Exercise aim:
Find and copy every line in the records that includes the string "name".

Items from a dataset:
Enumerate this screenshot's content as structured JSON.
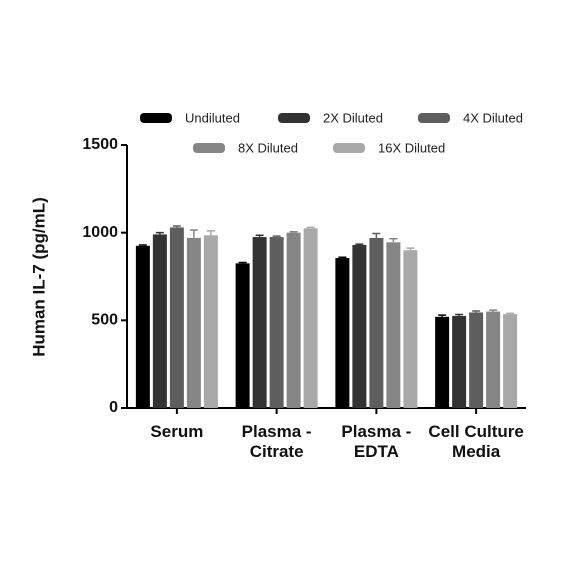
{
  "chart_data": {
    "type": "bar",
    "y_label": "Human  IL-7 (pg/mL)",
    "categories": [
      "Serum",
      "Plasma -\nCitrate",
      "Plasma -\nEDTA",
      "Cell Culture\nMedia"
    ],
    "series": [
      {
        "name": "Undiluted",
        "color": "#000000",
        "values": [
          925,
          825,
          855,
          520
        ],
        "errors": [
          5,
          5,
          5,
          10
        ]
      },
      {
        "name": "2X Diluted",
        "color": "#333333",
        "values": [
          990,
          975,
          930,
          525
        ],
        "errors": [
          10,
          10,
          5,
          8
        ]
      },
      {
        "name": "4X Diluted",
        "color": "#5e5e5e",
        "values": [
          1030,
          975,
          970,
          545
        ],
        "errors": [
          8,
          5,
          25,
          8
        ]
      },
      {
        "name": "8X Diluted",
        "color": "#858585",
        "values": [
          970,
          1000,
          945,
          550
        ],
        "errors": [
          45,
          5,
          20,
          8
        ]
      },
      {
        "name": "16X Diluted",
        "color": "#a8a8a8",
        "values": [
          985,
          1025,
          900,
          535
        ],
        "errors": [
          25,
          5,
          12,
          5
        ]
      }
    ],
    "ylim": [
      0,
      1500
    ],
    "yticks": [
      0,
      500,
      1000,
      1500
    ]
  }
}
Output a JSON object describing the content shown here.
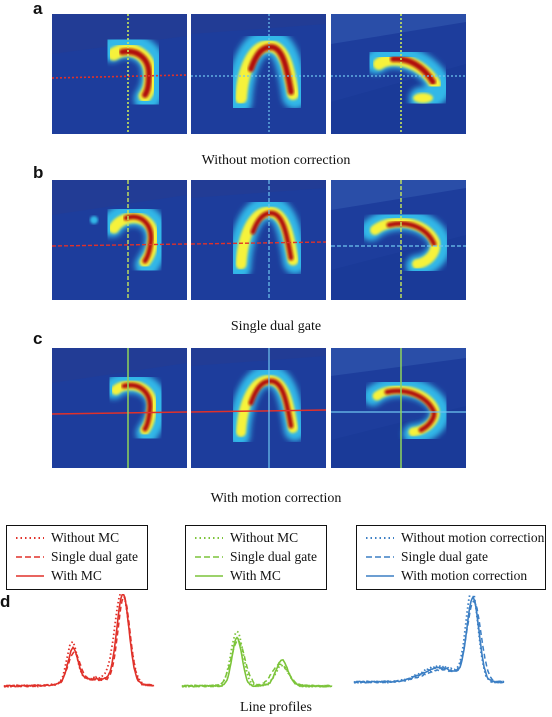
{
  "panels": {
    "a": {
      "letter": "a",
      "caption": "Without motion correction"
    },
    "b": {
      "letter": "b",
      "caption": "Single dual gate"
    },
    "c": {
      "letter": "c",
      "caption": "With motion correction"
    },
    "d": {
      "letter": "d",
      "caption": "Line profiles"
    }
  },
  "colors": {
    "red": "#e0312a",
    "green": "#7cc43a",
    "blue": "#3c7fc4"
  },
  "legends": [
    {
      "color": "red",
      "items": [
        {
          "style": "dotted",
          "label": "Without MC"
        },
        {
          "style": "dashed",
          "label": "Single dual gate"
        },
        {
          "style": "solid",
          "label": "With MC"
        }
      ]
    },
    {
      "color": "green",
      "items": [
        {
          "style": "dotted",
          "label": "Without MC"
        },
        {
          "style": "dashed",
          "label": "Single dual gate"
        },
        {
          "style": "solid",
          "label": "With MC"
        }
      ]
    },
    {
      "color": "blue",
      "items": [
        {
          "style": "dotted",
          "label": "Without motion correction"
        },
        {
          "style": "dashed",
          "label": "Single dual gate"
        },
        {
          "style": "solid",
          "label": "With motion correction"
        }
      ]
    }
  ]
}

Full response:
        "name": "Undiluted",
        "name": "2X Diluted",
        "name": "4X Diluted",
        "name": "8X Diluted",
        "name": "16X Diluted",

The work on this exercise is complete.